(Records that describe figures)

---*---

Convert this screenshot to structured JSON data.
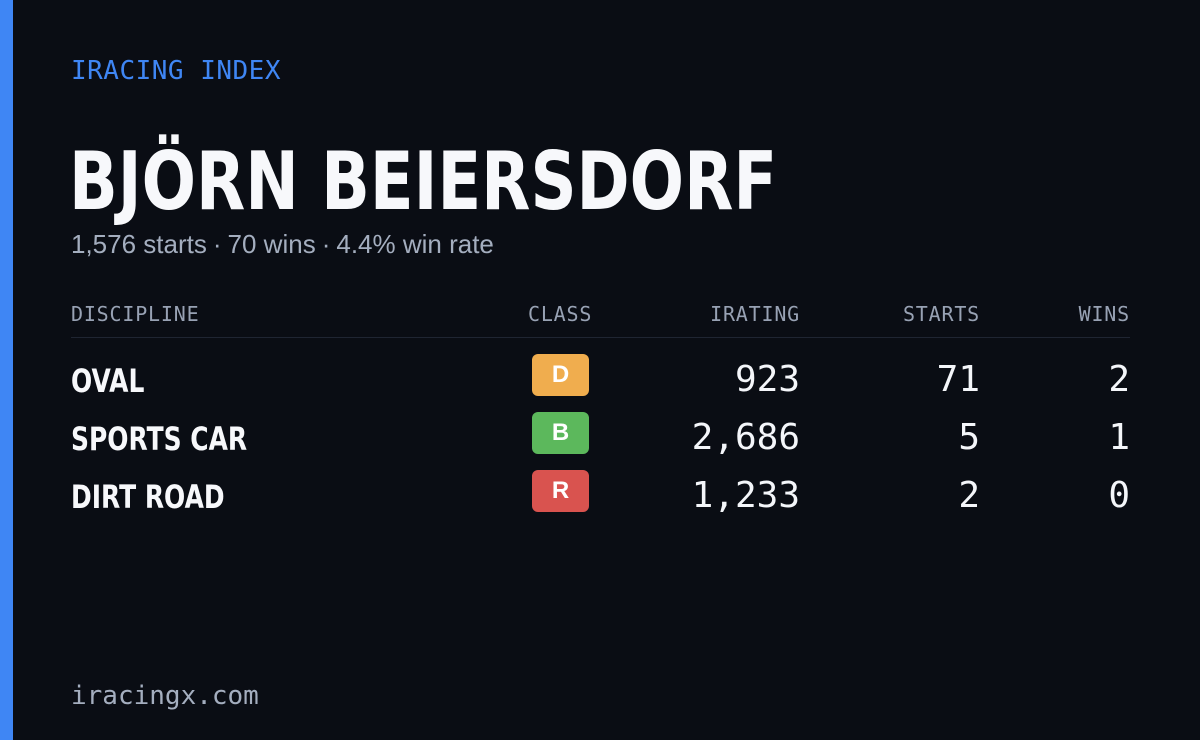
{
  "brand": {
    "kicker": "IRACING INDEX",
    "footer": "iracingx.com",
    "accent_color": "#3f86f4"
  },
  "driver": {
    "name": "BJÖRN BEIERSDORF",
    "starts": "1,576 starts",
    "wins": "70 wins",
    "win_rate": "4.4% win rate",
    "separator": "·"
  },
  "table": {
    "headers": {
      "discipline": "DISCIPLINE",
      "class": "CLASS",
      "irating": "IRATING",
      "starts": "STARTS",
      "wins": "WINS"
    },
    "rows": [
      {
        "discipline": "OVAL",
        "class": "D",
        "class_color": "#f0ad4e",
        "irating": "923",
        "starts": "71",
        "wins": "2"
      },
      {
        "discipline": "SPORTS CAR",
        "class": "B",
        "class_color": "#5cb85c",
        "irating": "2,686",
        "starts": "5",
        "wins": "1"
      },
      {
        "discipline": "DIRT ROAD",
        "class": "R",
        "class_color": "#d9534f",
        "irating": "1,233",
        "starts": "2",
        "wins": "0"
      }
    ]
  }
}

---*---

◆ **Direction**:
All the lines above are to be given again exactly as they read, with the pictures removed.

◆ **Finished answer**:
Convert this screenshot to structured JSON data.
{
  "brand": {
    "kicker": "IRACING INDEX",
    "footer": "iracingx.com",
    "accent_color": "#3f86f4"
  },
  "driver": {
    "name": "BJÖRN BEIERSDORF",
    "starts": "1,576 starts",
    "wins": "70 wins",
    "win_rate": "4.4% win rate",
    "separator": "·"
  },
  "table": {
    "headers": {
      "discipline": "DISCIPLINE",
      "class": "CLASS",
      "irating": "IRATING",
      "starts": "STARTS",
      "wins": "WINS"
    },
    "rows": [
      {
        "discipline": "OVAL",
        "class": "D",
        "class_color": "#f0ad4e",
        "irating": "923",
        "starts": "71",
        "wins": "2"
      },
      {
        "discipline": "SPORTS CAR",
        "class": "B",
        "class_color": "#5cb85c",
        "irating": "2,686",
        "starts": "5",
        "wins": "1"
      },
      {
        "discipline": "DIRT ROAD",
        "class": "R",
        "class_color": "#d9534f",
        "irating": "1,233",
        "starts": "2",
        "wins": "0"
      }
    ]
  }
}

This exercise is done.